== Exercise objective ==
In the records below, find the line holding "Give me the"; copy it and every line after it to the end, omitting all images.

··· Material supplied ···

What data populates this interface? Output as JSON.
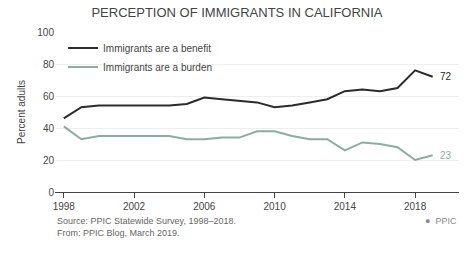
{
  "chart_data": {
    "type": "line",
    "title": "PERCEPTION OF IMMIGRANTS IN CALIFORNIA",
    "ylabel": "Percent adults",
    "x": [
      1998,
      1999,
      2000,
      2001,
      2002,
      2003,
      2004,
      2005,
      2006,
      2007,
      2008,
      2009,
      2010,
      2011,
      2012,
      2013,
      2014,
      2015,
      2016,
      2017,
      2018,
      2019
    ],
    "series": [
      {
        "name": "Immigrants are a benefit",
        "color": "#2b2b2b",
        "values": [
          46,
          53,
          54,
          54,
          54,
          54,
          54,
          55,
          59,
          58,
          57,
          56,
          53,
          54,
          56,
          58,
          63,
          64,
          63,
          65,
          76,
          72
        ]
      },
      {
        "name": "Immigrants are a burden",
        "color": "#8bada0",
        "values": [
          41,
          33,
          35,
          35,
          35,
          35,
          35,
          33,
          33,
          34,
          34,
          38,
          38,
          35,
          33,
          33,
          26,
          31,
          30,
          28,
          20,
          23
        ]
      }
    ],
    "annotations": [
      {
        "text": "72",
        "x": 2019,
        "y": 72
      },
      {
        "text": "23",
        "x": 2019,
        "y": 23
      }
    ],
    "source": "Source: PPIC Statewide Survey, 1998–2018.\nFrom: PPIC Blog, March 2019.",
    "credit": "●  PPIC",
    "xlim": [
      1997.5,
      2020.5
    ],
    "xticks": [
      1998,
      2002,
      2006,
      2010,
      2014,
      2018
    ],
    "ylim": [
      0,
      100
    ],
    "yticks": [
      0,
      20,
      40,
      60,
      80,
      100
    ],
    "grid": true,
    "legend": "upper left"
  }
}
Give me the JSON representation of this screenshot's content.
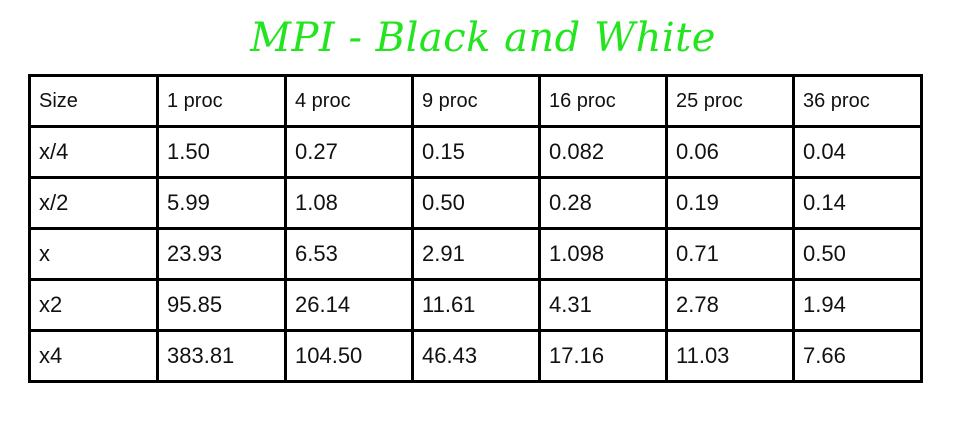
{
  "title": "MPI - Black and White",
  "title_color": "#22e51e",
  "table": {
    "header": [
      "Size",
      "1 proc",
      "4 proc",
      "9 proc",
      "16 proc",
      "25 proc",
      "36 proc"
    ],
    "rows": [
      [
        "x/4",
        "1.50",
        "0.27",
        " 0.15",
        "0.082",
        "0.06",
        "0.04"
      ],
      [
        "x/2",
        "5.99",
        "1.08",
        " 0.50",
        "0.28",
        "0.19",
        "0.14"
      ],
      [
        "x",
        "23.93",
        "6.53",
        "2.91",
        "1.098",
        "0.71",
        "0.50"
      ],
      [
        "x2",
        "95.85",
        "26.14",
        "11.61",
        "4.31",
        "2.78",
        "1.94"
      ],
      [
        "x4",
        "383.81",
        "104.50",
        "46.43",
        "17.16",
        "11.03",
        "7.66"
      ]
    ]
  }
}
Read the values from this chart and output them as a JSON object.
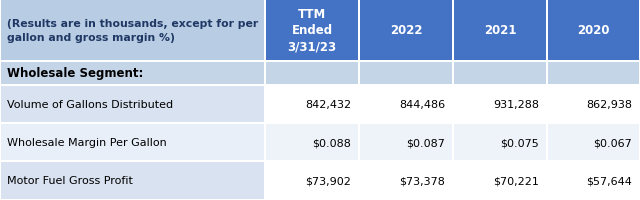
{
  "header_col0": "(Results are in thousands, except for per\ngallon and gross margin %)",
  "header_cols": [
    "TTM\nEnded\n3/31/23",
    "2022",
    "2021",
    "2020"
  ],
  "section_label": "Wholesale Segment:",
  "rows": [
    [
      "Volume of Gallons Distributed",
      "842,432",
      "844,486",
      "931,288",
      "862,938"
    ],
    [
      "Wholesale Margin Per Gallon",
      "$0.088",
      "$0.087",
      "$0.075",
      "$0.067"
    ],
    [
      "Motor Fuel Gross Profit",
      "$73,902",
      "$73,378",
      "$70,221",
      "$57,644"
    ]
  ],
  "header_bg": "#4472C4",
  "header_text_color": "#FFFFFF",
  "col0_header_bg": "#B8CCE4",
  "col0_data_bg_even": "#D9E2F0",
  "col0_data_bg_odd": "#E9EFF8",
  "data_bg_even": "#FFFFFF",
  "data_bg_odd": "#EEF3FA",
  "section_bg": "#C5D5E8",
  "border_color": "#FFFFFF",
  "fig_width": 6.4,
  "fig_height": 2.01,
  "dpi": 100
}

···

== Result of this exercise ==
Give me the JSON representation of this screenshot's content.
{
  "title": "MPI - Black and White",
  "title_color": "#22e51e",
  "table": {
    "header": [
      "Size",
      "1 proc",
      "4 proc",
      "9 proc",
      "16 proc",
      "25 proc",
      "36 proc"
    ],
    "rows": [
      [
        "x/4",
        "1.50",
        "0.27",
        " 0.15",
        "0.082",
        "0.06",
        "0.04"
      ],
      [
        "x/2",
        "5.99",
        "1.08",
        " 0.50",
        "0.28",
        "0.19",
        "0.14"
      ],
      [
        "x",
        "23.93",
        "6.53",
        "2.91",
        "1.098",
        "0.71",
        "0.50"
      ],
      [
        "x2",
        "95.85",
        "26.14",
        "11.61",
        "4.31",
        "2.78",
        "1.94"
      ],
      [
        "x4",
        "383.81",
        "104.50",
        "46.43",
        "17.16",
        "11.03",
        "7.66"
      ]
    ]
  }
}
Read the values from this chart and output them as a JSON object.
{
  "header_col0": "(Results are in thousands, except for per\ngallon and gross margin %)",
  "header_cols": [
    "TTM\nEnded\n3/31/23",
    "2022",
    "2021",
    "2020"
  ],
  "section_label": "Wholesale Segment:",
  "rows": [
    [
      "Volume of Gallons Distributed",
      "842,432",
      "844,486",
      "931,288",
      "862,938"
    ],
    [
      "Wholesale Margin Per Gallon",
      "$0.088",
      "$0.087",
      "$0.075",
      "$0.067"
    ],
    [
      "Motor Fuel Gross Profit",
      "$73,902",
      "$73,378",
      "$70,221",
      "$57,644"
    ]
  ],
  "header_bg": "#4472C4",
  "header_text_color": "#FFFFFF",
  "col0_header_bg": "#B8CCE4",
  "col0_data_bg_even": "#D9E2F0",
  "col0_data_bg_odd": "#E9EFF8",
  "data_bg_even": "#FFFFFF",
  "data_bg_odd": "#EEF3FA",
  "section_bg": "#C5D5E8",
  "border_color": "#FFFFFF",
  "fig_width": 6.4,
  "fig_height": 2.01,
  "dpi": 100
}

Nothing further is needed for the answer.